_What you need to do_
Your task is to count the lines of the entries below that include the word "sustancias" and to give only the resulting number.

begin

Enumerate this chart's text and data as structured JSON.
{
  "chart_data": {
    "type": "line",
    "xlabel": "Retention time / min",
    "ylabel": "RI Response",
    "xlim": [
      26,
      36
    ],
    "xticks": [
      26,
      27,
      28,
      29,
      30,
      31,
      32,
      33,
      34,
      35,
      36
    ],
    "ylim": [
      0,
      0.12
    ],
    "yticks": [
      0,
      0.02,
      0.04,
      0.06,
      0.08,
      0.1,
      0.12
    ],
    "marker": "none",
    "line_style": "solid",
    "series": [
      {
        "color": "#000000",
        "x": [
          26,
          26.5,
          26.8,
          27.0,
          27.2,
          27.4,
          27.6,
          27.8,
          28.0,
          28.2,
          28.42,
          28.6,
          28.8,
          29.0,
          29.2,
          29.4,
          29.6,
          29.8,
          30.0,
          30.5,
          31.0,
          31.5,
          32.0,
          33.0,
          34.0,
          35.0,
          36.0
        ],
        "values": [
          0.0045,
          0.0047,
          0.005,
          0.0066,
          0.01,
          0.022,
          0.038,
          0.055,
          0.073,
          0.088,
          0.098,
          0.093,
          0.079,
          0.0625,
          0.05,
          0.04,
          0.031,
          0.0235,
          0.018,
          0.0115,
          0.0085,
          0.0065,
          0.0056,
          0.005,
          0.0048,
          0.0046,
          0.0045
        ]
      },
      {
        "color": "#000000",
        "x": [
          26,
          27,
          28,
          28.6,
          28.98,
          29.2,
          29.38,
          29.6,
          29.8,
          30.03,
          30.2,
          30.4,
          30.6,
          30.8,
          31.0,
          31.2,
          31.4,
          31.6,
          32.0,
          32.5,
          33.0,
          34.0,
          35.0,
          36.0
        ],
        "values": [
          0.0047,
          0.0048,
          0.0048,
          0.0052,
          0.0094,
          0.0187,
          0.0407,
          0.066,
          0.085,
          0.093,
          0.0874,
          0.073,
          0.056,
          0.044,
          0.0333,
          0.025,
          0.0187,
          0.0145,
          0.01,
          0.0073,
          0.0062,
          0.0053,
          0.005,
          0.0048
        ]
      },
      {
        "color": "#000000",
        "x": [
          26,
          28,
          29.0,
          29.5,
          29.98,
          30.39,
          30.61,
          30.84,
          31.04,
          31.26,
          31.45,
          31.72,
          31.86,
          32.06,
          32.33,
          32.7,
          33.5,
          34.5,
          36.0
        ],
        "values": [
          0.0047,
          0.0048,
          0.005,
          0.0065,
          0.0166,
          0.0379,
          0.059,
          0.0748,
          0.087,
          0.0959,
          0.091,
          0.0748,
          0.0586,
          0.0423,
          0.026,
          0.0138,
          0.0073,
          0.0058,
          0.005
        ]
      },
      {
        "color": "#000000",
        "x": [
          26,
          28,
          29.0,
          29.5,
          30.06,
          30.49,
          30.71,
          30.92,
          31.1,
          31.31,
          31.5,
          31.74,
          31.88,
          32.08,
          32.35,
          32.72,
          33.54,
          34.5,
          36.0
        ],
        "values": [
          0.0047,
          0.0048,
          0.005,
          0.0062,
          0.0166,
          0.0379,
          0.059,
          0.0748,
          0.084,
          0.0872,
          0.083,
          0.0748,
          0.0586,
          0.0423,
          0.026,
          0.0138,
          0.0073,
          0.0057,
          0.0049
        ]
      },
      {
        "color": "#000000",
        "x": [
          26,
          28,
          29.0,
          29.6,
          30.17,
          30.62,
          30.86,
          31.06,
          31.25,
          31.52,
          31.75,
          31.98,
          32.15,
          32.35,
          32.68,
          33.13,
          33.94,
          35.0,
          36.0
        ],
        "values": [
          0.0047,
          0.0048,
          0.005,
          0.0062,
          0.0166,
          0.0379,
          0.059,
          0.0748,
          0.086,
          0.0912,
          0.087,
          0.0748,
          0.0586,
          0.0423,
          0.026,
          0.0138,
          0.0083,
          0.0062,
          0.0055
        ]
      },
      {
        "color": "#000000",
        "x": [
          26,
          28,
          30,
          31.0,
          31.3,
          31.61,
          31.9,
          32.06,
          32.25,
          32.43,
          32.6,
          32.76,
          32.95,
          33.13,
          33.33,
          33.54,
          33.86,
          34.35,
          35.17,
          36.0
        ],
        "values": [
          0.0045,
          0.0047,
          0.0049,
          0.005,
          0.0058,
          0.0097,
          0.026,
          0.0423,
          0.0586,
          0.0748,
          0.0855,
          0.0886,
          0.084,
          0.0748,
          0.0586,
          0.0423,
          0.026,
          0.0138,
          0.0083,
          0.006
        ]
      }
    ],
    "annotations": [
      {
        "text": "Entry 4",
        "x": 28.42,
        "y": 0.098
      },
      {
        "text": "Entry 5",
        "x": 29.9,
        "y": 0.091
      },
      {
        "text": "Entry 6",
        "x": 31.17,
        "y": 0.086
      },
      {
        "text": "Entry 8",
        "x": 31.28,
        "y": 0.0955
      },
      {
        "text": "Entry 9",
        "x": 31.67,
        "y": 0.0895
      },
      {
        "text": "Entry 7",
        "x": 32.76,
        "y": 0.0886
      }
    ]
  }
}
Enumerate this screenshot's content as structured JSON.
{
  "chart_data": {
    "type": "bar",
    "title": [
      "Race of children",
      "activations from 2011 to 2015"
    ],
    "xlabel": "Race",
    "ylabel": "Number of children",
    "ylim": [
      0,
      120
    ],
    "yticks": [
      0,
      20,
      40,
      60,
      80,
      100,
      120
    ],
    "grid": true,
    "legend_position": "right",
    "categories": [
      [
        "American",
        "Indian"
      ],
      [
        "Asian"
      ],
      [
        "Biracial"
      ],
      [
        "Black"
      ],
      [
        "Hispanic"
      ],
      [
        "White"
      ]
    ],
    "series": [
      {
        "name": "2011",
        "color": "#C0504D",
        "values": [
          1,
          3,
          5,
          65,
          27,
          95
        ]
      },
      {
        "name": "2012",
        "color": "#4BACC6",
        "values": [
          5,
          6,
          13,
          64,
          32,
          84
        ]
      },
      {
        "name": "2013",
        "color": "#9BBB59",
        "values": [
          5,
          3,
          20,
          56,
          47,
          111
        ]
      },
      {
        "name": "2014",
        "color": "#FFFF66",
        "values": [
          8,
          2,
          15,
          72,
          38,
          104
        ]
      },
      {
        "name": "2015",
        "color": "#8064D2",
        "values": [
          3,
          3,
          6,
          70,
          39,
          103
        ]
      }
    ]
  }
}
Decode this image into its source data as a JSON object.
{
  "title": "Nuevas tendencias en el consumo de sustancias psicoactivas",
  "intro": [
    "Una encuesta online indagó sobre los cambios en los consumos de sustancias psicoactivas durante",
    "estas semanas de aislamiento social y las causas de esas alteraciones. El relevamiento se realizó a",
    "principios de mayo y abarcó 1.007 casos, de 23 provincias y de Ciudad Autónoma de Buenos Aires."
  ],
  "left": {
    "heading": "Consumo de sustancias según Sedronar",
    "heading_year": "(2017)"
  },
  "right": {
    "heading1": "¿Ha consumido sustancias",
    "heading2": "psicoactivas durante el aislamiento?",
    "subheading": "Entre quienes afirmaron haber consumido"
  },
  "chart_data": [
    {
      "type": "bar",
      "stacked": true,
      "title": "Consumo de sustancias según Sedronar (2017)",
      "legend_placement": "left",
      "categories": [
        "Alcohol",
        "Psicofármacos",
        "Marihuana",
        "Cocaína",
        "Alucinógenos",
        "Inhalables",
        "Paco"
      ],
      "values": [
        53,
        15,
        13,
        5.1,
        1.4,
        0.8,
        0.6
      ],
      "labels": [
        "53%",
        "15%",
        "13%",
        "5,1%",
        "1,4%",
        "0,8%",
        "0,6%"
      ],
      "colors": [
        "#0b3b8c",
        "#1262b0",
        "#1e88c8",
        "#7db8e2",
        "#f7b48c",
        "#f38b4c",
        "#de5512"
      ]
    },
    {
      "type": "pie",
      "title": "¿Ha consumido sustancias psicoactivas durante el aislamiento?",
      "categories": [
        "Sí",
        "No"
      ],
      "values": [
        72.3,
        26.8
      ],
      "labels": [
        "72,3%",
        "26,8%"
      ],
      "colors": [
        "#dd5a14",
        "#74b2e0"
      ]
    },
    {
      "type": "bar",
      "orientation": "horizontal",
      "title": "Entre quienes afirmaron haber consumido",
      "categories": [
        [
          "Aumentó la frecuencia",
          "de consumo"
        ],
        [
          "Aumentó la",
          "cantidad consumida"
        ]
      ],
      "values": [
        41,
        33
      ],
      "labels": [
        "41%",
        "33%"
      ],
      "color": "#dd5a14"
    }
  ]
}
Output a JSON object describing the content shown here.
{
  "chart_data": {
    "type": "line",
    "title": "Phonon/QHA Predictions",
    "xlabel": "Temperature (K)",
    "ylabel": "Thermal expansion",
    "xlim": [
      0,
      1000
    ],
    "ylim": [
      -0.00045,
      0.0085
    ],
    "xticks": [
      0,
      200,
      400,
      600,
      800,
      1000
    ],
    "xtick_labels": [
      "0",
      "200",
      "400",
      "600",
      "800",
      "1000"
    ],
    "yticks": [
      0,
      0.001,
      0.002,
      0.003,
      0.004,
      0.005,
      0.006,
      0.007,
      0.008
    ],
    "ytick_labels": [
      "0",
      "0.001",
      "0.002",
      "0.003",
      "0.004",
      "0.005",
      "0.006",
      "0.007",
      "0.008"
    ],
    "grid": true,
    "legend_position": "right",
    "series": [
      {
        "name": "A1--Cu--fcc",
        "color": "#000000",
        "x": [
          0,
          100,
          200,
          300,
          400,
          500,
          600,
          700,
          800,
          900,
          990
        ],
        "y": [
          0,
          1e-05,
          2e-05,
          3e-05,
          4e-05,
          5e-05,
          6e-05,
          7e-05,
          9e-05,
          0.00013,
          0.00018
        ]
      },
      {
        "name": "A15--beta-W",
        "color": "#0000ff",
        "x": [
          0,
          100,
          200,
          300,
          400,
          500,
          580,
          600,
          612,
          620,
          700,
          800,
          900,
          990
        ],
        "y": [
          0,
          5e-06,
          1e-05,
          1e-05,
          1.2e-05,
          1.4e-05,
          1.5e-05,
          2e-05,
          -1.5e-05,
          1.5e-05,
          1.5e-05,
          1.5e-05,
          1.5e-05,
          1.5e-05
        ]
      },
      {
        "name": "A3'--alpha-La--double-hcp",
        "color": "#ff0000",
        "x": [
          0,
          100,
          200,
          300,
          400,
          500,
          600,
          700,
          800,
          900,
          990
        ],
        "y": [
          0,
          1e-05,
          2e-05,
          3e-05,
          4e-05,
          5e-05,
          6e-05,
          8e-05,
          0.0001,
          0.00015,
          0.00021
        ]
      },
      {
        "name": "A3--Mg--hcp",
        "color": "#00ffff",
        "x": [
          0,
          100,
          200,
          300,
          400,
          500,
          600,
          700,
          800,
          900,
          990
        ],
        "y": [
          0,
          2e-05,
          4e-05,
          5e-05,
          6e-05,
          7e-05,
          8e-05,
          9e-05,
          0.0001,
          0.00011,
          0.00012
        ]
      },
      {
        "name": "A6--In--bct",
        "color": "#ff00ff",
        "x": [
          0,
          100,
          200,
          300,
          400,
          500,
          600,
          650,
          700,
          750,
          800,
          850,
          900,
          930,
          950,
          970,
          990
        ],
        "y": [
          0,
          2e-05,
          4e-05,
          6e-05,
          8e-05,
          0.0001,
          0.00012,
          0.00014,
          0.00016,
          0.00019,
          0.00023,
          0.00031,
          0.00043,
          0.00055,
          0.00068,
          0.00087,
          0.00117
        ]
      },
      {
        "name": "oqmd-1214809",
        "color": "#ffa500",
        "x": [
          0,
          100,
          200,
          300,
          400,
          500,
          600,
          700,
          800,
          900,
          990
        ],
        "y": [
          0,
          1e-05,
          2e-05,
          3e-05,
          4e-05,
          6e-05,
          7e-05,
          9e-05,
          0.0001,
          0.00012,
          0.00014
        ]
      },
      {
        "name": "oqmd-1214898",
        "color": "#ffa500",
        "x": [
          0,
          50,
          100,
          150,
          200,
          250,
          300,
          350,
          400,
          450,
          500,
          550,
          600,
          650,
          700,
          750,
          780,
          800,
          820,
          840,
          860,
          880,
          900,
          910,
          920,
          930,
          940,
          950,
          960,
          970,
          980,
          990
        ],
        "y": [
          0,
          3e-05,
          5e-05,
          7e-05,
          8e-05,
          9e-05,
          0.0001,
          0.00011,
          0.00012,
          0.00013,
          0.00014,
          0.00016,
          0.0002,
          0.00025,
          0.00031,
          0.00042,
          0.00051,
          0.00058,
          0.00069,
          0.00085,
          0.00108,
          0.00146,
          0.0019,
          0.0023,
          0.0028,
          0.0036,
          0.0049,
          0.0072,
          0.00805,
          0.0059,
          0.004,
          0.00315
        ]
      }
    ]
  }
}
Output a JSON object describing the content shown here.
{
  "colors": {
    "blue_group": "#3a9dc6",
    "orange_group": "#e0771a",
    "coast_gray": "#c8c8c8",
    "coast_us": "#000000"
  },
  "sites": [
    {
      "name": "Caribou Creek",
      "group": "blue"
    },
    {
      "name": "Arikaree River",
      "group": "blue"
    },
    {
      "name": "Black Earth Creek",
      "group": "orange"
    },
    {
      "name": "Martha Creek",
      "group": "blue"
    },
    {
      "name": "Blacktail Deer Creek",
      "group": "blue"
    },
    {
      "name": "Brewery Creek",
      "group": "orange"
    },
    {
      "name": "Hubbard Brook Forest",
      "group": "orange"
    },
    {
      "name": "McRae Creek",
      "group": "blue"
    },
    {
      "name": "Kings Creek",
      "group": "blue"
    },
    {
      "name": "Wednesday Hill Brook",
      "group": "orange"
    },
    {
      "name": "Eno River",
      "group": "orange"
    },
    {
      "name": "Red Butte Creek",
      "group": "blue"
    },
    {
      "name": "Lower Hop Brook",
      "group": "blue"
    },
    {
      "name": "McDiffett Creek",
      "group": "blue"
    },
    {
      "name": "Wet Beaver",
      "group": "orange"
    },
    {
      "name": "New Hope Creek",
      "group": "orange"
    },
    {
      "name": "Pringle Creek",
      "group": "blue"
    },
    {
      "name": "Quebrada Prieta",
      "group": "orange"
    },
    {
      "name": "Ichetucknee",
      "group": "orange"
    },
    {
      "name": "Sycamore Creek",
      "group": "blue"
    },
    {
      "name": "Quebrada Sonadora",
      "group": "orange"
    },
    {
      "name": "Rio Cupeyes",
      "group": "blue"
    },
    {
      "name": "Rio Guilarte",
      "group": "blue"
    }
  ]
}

end

_Result of the exercise_
6